Word Search DFS注意回溯

Word Search

Given a 2D board and a word, find if the word exists in the grid.

The word can be constructed from letters of sequentially adjacent cell, where "adjacent" cells are those horizontally or vertically neighboring. The same letter cell may not be used more than once.

For example,
Given board

[ ["ABCE"], ["SFCS"], ["ADEE"] ]

word =  ​​"ABCCED"​​, -> returns 

​​true​​,

word = 

​​"SEE"​​, -> returns 

​​true​​,

word = 

​​"ABCB"​​, -> returns 

​​false​​.

class Solution {
public:
    //DFS搜索 递归调用搜索
    bool exist(vector<vector<char> > &board, string word) {
        
        int m,n,i,j;
        m=board.size();
        n=board[0].size();
        for(i=0;i<m;i++)
        {
            for(j=0;j<n;j++)
            {
                if(board[i][j]==word[0])
                {
                    vector< vector<char> > tmp(board);
                    bool res=dfs(tmp,i,j,word,0);
                    if(res==true)
                        return true;
                }
            }
        }
        return false;
    }
    
    bool dfs(vector<vector<char> > &board, int i,int j,string word,int index)
    {
        if(index==word.size())
            return true;
        if(i>=0&&i<board.size()&&j>=0&&j<board[0].size()&&board[i][j]==word[index])
        {
            char s=board[i][j];
            board[i][j]='@';
            index++;
            bool f=(dfs(board,i+1,j,word,index)||dfs(board,i,j+1,word,index)||dfs(board,i-1,j,word,index)||dfs(board,i,j-1,word,index));
            //注意回溯
            if(f)
                return true;
            else
                board[i][j] = s; 
        }
        return false;
    }
};

所给记录

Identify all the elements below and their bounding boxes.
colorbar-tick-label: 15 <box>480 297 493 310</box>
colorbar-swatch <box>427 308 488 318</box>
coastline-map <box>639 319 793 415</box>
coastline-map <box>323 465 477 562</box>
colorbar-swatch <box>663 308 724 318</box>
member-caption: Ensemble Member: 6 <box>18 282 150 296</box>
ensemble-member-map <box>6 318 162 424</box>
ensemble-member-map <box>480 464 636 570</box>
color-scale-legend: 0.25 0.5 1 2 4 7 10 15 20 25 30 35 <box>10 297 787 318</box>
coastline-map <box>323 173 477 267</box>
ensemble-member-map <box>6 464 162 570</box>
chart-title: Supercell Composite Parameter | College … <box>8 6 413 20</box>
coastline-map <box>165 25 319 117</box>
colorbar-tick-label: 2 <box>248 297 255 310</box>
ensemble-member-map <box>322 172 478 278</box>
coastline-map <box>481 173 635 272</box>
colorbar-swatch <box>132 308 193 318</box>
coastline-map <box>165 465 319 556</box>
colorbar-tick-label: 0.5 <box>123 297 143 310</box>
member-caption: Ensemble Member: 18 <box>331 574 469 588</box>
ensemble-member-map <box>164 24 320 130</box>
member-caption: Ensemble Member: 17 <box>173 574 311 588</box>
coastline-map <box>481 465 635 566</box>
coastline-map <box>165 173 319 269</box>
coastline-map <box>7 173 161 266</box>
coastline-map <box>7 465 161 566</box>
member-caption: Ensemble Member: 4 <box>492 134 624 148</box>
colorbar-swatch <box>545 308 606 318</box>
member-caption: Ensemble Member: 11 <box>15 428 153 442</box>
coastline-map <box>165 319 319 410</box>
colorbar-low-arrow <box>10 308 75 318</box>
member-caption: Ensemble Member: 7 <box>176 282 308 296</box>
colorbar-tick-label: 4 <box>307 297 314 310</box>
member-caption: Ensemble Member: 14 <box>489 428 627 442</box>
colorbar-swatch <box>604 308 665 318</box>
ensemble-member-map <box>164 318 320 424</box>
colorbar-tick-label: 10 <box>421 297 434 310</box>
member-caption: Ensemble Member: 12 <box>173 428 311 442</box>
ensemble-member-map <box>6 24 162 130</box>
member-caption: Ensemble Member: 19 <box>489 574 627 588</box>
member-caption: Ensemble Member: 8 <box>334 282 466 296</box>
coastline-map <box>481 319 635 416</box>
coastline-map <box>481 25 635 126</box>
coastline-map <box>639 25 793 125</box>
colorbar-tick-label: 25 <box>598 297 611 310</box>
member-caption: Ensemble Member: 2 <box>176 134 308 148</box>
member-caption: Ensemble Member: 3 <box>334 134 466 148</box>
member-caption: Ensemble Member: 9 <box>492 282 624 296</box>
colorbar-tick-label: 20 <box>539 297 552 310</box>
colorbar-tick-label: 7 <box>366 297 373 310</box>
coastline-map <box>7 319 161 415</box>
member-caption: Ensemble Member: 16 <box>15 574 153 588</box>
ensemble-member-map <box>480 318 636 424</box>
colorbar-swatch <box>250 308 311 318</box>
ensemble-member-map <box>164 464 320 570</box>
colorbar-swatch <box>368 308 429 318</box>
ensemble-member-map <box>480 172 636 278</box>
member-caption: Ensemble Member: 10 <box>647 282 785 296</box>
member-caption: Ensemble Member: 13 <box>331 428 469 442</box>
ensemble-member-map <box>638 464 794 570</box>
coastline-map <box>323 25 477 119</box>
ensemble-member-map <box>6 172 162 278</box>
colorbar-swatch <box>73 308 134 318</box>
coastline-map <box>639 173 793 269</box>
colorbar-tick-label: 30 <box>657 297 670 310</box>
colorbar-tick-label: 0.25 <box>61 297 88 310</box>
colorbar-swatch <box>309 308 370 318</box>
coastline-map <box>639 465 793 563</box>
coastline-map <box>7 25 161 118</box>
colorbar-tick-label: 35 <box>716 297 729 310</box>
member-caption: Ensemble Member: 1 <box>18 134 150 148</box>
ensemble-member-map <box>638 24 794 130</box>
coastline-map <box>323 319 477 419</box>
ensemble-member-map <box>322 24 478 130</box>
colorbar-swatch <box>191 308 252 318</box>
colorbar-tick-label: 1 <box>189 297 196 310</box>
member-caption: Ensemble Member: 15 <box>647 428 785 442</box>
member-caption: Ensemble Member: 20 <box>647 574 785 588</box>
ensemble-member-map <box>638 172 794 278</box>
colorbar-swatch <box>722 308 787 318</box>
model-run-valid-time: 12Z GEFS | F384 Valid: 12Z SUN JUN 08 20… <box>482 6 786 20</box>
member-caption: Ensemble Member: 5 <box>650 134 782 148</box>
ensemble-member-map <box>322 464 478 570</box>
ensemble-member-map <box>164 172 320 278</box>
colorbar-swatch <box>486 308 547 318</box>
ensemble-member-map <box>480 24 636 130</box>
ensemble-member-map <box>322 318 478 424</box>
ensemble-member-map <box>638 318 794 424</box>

练习任务
1. 在关于 Word Search 的页面摘录中，dfs 函数访问一个格子时，会先把该格子改成哪个字符？
2. 请把关于 Word Search 的页面摘录中的句子“The same letter cell may not be used more than once.”译成中文。
3. 请抄写关于 Word Search 的页面摘录中的一段原文，从“int m,n,i,j;”开始，到“if(res==true)”结束。

参考答案
1. 改成字符 '@'。

2. 同一个字母格子不能被使用超过一次。

3.
int m,n,i,j;
        m=board.size();
        n=board[0].size();
        for(i=0;i<m;i++)
        {
            for(j=0;j<n;j++)
            {
                if(board[i][j]==word[0])
                {
                    vector< vector<char> > tmp(board);
                    bool res=dfs(tmp,i,j,word,0);
                    if(res==true)